Filter the entries, keeping every line with the word "Quantiles".

Stored entries:
+ + + +

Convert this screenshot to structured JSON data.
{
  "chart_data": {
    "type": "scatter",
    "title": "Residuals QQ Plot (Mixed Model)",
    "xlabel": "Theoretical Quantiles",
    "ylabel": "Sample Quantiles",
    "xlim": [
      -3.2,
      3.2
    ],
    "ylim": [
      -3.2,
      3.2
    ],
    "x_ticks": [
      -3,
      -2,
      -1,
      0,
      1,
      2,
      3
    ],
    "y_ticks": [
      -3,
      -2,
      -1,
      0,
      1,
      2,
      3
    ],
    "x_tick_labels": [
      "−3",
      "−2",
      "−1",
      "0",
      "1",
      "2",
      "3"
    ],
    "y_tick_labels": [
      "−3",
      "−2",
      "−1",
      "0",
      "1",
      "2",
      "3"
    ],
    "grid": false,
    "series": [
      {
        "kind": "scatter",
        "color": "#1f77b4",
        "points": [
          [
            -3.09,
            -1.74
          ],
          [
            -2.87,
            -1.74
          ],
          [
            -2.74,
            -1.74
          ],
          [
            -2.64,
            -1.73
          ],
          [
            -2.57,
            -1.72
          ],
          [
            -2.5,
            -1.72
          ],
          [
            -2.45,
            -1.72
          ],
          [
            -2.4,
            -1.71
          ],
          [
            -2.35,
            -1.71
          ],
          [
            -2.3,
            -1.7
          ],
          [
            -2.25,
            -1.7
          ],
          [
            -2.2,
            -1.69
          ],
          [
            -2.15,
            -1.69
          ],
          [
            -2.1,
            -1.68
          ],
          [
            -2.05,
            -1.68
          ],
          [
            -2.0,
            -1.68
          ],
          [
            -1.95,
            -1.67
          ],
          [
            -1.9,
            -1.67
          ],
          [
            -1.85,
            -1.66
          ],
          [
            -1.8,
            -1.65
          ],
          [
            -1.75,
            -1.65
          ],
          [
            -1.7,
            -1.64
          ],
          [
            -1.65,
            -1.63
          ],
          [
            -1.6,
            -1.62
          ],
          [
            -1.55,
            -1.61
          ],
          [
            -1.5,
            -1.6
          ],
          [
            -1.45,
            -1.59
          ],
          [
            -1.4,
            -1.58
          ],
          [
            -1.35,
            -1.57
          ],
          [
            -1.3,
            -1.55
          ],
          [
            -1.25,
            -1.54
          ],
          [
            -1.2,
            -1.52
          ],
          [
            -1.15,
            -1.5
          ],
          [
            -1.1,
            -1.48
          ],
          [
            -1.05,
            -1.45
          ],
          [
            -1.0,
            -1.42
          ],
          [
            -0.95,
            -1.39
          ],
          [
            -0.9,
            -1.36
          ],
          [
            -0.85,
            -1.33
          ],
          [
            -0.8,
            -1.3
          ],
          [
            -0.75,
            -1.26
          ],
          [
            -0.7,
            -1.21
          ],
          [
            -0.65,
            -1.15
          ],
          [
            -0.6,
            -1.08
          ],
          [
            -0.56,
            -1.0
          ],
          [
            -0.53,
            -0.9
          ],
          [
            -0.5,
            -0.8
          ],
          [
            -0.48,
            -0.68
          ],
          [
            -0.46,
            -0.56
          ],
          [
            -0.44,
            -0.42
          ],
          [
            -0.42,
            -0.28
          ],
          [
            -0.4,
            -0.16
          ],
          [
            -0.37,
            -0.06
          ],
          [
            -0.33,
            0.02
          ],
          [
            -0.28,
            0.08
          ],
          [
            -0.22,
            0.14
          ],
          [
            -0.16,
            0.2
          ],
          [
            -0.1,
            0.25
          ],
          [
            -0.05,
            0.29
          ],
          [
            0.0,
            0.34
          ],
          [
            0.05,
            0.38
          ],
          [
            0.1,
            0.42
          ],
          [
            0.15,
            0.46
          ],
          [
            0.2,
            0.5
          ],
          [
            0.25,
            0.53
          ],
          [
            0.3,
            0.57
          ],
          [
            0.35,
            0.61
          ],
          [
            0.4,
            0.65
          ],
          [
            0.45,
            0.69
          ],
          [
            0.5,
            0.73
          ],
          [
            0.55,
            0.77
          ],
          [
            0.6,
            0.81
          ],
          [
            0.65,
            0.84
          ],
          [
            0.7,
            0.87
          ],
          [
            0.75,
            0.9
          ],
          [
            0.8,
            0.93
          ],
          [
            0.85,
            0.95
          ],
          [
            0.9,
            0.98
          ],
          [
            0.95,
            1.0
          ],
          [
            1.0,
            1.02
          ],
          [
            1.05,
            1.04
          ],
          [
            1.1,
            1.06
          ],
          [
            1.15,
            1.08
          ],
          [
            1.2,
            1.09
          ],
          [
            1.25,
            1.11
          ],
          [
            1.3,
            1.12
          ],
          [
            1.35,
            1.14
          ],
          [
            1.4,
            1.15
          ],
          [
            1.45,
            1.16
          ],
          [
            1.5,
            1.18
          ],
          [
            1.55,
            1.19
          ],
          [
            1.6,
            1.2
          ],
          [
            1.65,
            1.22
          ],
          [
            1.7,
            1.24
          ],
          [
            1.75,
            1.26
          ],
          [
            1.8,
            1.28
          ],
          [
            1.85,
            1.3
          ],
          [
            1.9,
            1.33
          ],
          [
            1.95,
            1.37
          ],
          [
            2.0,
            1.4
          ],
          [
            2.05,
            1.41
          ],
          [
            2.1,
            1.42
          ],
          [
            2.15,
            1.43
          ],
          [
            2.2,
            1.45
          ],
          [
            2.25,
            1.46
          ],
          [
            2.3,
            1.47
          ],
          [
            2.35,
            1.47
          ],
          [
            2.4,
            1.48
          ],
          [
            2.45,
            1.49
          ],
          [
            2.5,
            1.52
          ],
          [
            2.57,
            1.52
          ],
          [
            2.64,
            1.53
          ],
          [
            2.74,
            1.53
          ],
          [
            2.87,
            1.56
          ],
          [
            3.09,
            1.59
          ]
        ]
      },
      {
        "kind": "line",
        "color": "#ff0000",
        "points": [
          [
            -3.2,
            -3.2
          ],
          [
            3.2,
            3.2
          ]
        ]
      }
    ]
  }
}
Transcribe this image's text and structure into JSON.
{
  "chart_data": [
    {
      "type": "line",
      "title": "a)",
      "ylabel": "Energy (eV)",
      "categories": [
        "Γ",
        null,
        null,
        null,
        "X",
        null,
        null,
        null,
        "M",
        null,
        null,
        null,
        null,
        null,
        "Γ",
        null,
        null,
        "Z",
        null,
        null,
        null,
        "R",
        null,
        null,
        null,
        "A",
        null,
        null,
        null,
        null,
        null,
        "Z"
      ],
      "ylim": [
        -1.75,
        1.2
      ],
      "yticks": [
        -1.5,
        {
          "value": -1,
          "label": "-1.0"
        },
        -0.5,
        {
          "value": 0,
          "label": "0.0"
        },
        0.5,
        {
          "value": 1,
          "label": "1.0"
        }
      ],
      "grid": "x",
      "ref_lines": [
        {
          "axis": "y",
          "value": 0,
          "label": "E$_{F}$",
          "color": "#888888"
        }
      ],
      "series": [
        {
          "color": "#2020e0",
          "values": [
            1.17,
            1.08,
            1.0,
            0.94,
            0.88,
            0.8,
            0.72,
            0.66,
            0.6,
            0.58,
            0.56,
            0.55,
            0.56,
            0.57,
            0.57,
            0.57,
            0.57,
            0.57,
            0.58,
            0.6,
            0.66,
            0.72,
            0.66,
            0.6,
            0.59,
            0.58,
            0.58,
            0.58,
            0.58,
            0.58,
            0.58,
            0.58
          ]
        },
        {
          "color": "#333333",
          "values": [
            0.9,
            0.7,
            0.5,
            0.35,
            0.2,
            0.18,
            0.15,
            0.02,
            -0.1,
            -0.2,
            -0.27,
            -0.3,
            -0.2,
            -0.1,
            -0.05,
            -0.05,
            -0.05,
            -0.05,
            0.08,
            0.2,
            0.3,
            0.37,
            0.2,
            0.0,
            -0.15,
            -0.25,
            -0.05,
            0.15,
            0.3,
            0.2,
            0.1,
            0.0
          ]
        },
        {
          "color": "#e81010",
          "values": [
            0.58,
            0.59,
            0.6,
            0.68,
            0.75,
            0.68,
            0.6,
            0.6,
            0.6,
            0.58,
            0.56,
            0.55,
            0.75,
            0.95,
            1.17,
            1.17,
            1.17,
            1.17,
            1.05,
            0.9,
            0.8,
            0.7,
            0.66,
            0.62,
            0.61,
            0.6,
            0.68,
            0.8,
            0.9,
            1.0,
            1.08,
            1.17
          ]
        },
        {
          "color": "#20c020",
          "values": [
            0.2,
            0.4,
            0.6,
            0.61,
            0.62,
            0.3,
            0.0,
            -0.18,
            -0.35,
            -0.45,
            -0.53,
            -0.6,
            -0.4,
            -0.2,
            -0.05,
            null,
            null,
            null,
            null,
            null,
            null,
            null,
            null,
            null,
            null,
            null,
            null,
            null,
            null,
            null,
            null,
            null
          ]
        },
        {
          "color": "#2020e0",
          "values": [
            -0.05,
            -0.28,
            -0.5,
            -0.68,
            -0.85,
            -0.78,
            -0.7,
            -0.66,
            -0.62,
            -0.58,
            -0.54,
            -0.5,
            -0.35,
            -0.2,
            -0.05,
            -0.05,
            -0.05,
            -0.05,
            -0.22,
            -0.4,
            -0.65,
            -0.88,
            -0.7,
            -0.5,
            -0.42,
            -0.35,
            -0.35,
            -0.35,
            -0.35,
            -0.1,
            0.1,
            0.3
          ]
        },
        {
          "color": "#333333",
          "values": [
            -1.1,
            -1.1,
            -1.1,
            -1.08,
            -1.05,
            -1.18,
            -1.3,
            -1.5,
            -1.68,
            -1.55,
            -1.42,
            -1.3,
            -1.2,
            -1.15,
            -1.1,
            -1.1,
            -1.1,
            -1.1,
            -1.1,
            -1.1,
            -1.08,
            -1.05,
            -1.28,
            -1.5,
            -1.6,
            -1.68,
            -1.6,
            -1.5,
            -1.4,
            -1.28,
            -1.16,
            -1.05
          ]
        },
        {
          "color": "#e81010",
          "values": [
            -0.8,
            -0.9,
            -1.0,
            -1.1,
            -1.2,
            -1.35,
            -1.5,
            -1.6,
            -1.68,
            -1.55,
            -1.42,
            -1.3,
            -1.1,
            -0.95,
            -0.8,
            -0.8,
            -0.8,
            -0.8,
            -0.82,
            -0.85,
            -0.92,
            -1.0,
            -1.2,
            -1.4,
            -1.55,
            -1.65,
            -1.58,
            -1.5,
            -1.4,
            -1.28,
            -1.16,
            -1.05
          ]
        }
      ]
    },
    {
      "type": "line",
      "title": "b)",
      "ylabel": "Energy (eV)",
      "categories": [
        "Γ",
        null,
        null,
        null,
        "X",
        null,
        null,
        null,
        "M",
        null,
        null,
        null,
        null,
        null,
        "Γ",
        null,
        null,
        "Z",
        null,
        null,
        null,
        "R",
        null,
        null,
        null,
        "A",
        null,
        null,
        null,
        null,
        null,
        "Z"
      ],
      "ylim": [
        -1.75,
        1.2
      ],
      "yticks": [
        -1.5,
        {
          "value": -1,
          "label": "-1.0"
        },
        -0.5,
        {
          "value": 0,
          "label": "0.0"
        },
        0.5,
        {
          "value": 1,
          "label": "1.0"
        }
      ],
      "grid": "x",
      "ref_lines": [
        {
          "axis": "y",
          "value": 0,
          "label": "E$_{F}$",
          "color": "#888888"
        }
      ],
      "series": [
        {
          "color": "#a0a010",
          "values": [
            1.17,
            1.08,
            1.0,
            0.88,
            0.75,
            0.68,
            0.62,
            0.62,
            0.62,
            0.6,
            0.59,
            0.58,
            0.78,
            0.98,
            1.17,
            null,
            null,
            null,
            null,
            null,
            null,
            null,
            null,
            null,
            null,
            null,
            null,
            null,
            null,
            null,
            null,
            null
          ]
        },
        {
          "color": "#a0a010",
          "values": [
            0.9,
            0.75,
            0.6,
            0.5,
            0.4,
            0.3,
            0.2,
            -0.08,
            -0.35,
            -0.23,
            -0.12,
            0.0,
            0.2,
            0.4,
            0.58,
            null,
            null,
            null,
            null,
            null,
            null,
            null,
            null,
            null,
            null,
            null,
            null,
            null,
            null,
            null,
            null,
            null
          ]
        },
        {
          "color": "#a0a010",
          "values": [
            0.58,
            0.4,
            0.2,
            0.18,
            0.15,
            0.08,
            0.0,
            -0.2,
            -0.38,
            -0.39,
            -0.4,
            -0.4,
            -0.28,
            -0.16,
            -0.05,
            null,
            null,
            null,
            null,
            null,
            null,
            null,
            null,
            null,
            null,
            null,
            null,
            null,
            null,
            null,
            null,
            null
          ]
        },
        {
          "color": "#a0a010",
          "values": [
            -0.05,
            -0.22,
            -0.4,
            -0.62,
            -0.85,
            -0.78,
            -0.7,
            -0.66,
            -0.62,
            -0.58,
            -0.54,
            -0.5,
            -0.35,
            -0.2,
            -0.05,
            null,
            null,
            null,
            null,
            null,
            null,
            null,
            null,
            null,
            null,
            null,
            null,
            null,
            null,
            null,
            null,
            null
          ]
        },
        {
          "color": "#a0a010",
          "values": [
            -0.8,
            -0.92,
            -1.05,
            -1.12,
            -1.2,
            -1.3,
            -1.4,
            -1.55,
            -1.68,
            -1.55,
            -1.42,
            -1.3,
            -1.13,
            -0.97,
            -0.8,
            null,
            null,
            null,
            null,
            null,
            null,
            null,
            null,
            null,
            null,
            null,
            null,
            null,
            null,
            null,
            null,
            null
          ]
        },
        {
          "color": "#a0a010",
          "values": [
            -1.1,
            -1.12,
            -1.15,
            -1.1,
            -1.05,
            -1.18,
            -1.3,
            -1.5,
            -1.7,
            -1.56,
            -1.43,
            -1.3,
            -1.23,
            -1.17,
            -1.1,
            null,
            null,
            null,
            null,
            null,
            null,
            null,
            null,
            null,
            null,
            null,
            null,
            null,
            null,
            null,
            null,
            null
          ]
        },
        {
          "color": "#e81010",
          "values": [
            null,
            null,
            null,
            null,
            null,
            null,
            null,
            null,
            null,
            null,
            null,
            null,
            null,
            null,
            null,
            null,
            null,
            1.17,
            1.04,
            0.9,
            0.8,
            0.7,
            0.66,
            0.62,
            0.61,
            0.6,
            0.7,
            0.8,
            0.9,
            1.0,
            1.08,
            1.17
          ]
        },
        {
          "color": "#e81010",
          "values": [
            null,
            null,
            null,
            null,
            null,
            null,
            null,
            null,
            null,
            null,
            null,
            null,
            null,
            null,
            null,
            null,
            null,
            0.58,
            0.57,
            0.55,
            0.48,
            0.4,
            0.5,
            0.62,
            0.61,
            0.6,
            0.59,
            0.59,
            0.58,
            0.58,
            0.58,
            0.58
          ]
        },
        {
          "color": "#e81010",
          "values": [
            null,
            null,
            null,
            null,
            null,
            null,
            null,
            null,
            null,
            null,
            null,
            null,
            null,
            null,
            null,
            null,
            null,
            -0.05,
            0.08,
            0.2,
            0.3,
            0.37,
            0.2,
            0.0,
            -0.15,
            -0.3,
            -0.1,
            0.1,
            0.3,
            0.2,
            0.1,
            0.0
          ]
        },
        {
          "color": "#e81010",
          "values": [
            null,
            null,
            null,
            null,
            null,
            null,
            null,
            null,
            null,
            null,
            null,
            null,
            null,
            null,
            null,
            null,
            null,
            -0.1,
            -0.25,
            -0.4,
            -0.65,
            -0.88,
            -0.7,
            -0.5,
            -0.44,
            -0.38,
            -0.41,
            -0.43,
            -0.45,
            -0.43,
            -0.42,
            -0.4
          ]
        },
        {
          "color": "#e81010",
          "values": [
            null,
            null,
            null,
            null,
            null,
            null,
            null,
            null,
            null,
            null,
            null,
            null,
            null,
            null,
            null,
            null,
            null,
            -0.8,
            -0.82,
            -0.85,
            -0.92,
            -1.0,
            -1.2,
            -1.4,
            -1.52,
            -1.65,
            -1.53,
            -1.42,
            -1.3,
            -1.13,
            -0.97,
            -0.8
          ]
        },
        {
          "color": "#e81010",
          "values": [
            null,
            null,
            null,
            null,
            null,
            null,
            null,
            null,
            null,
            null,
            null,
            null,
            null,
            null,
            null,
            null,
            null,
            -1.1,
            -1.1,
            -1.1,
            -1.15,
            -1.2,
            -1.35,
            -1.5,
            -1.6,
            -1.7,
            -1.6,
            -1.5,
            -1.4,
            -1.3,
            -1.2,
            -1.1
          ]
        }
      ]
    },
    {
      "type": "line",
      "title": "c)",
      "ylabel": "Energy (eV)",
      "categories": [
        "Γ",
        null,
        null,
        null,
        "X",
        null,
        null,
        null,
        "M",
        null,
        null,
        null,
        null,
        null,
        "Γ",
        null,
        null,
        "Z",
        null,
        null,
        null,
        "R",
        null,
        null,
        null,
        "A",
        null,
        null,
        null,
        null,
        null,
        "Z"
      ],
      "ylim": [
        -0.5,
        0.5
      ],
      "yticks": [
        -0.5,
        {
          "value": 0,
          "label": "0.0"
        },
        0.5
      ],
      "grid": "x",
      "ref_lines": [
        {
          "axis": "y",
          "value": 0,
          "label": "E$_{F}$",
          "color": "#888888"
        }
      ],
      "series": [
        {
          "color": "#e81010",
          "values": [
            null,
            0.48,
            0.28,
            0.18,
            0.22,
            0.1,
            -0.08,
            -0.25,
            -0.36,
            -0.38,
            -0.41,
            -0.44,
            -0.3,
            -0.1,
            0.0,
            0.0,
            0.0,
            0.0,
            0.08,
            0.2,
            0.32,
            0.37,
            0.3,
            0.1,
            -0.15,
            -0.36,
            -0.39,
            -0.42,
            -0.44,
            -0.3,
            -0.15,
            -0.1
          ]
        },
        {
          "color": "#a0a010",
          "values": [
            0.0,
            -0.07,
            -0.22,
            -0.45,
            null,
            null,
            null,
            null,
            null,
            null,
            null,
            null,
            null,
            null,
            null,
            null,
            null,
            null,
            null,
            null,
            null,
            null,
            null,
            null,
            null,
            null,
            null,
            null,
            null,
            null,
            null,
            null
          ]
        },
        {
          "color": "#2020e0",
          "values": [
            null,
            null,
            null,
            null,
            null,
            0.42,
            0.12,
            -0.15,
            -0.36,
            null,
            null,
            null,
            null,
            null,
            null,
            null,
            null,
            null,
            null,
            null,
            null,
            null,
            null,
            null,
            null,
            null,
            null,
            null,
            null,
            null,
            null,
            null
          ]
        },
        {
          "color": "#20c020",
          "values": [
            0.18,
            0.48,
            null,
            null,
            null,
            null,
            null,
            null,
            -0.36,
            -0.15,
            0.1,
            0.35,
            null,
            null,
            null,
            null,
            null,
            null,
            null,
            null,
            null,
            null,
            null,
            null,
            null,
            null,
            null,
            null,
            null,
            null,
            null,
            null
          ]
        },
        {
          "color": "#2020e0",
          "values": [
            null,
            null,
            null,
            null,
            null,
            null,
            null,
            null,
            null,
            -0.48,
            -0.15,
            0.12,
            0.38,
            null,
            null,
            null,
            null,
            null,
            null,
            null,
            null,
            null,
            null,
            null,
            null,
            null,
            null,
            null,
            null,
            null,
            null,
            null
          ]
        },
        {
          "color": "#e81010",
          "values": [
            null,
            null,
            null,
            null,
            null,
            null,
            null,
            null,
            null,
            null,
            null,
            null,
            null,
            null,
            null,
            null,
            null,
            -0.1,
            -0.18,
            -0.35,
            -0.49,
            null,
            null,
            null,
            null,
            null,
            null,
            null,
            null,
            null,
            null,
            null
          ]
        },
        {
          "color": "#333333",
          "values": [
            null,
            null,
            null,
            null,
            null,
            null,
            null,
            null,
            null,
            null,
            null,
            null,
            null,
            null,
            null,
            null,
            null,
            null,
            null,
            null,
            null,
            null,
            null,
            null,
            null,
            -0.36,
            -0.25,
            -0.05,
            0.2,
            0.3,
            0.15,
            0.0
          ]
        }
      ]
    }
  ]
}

+ + + +

- **Written solution**:
    "xlabel": "Theoretical Quantiles",
    "ylabel": "Sample Quantiles",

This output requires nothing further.